[Begin Data]

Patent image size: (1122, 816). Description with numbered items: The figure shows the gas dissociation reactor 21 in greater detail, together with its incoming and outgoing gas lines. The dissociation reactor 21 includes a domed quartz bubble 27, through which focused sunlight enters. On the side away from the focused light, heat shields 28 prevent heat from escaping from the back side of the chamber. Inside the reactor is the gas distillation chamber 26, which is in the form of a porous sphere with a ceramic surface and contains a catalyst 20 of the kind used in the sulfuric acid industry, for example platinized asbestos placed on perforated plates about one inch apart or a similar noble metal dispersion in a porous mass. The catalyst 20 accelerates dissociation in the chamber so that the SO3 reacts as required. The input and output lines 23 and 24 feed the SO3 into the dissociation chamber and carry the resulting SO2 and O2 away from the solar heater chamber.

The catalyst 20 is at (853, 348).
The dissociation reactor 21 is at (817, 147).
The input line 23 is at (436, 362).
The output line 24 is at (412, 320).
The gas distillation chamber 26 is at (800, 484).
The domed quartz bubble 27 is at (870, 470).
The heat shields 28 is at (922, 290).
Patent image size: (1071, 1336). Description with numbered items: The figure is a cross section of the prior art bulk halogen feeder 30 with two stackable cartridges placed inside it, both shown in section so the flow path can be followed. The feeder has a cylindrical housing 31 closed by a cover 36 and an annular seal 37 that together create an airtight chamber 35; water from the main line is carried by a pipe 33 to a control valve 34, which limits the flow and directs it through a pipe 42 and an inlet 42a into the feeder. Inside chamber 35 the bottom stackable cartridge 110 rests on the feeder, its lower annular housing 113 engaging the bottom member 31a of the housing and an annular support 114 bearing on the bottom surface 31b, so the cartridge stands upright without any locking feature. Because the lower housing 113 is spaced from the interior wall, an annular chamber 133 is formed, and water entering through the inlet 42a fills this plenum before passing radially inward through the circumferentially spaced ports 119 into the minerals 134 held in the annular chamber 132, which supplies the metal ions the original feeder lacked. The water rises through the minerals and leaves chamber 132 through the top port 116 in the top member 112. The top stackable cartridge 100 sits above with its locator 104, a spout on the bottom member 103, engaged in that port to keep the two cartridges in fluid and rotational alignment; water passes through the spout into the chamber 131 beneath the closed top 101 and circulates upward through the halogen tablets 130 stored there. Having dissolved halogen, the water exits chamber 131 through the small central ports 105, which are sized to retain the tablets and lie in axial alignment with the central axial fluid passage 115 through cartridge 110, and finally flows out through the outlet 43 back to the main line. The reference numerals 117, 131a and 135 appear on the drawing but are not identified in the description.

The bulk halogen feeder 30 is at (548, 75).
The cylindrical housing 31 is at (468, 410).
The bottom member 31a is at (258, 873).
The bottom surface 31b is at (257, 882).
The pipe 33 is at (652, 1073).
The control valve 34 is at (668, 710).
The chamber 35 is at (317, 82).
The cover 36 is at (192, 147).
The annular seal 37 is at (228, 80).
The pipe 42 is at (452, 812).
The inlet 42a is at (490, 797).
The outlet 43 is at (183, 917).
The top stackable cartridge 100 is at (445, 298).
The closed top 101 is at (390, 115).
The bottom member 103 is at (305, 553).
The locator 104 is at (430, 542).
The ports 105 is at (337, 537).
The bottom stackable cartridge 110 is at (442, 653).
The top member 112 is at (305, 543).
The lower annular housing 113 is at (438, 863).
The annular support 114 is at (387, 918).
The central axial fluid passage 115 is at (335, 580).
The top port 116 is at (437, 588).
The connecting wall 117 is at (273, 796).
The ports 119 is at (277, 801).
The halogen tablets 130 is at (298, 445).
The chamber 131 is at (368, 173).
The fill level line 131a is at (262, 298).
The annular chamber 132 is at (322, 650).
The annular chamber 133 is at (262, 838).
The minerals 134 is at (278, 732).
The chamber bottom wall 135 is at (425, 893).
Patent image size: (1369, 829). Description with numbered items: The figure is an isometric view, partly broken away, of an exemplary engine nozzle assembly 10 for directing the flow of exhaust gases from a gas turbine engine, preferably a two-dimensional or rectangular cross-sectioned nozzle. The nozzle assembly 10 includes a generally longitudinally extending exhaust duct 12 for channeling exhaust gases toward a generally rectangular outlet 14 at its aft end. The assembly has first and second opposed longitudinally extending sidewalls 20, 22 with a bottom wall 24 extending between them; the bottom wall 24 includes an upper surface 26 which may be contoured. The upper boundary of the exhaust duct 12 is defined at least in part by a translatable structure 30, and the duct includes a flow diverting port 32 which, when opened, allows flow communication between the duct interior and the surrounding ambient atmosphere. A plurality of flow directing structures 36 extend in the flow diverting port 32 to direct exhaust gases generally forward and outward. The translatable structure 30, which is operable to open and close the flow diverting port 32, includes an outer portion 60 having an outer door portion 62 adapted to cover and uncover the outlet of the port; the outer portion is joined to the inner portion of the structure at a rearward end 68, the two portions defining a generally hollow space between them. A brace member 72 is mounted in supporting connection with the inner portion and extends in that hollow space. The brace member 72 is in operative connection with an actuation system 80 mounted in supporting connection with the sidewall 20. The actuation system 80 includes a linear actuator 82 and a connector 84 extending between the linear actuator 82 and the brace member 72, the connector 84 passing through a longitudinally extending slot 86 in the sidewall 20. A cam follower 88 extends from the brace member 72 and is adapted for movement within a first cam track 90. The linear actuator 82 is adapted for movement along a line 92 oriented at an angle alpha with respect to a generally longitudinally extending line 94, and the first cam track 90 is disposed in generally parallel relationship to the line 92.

[End Data]

Duplicate the items character for character, from the very start through the line containing "The input line 23 is at (436, 362).", including that line.

Patent image size: (1122, 816). Description with numbered items: The figure shows the gas dissociation reactor 21 in greater detail, together with its incoming and outgoing gas lines. The dissociation reactor 21 includes a domed quartz bubble 27, through which focused sunlight enters. On the side away from the focused light, heat shields 28 prevent heat from escaping from the back side of the chamber. Inside the reactor is the gas distillation chamber 26, which is in the form of a porous sphere with a ceramic surface and contains a catalyst 20 of the kind used in the sulfuric acid industry, for example platinized asbestos placed on perforated plates about one inch apart or a similar noble metal dispersion in a porous mass. The catalyst 20 accelerates dissociation in the chamber so that the SO3 reacts as required. The input and output lines 23 and 24 feed the SO3 into the dissociation chamber and carry the resulting SO2 and O2 away from the solar heater chamber.

The catalyst 20 is at (853, 348).
The dissociation reactor 21 is at (817, 147).
The input line 23 is at (436, 362).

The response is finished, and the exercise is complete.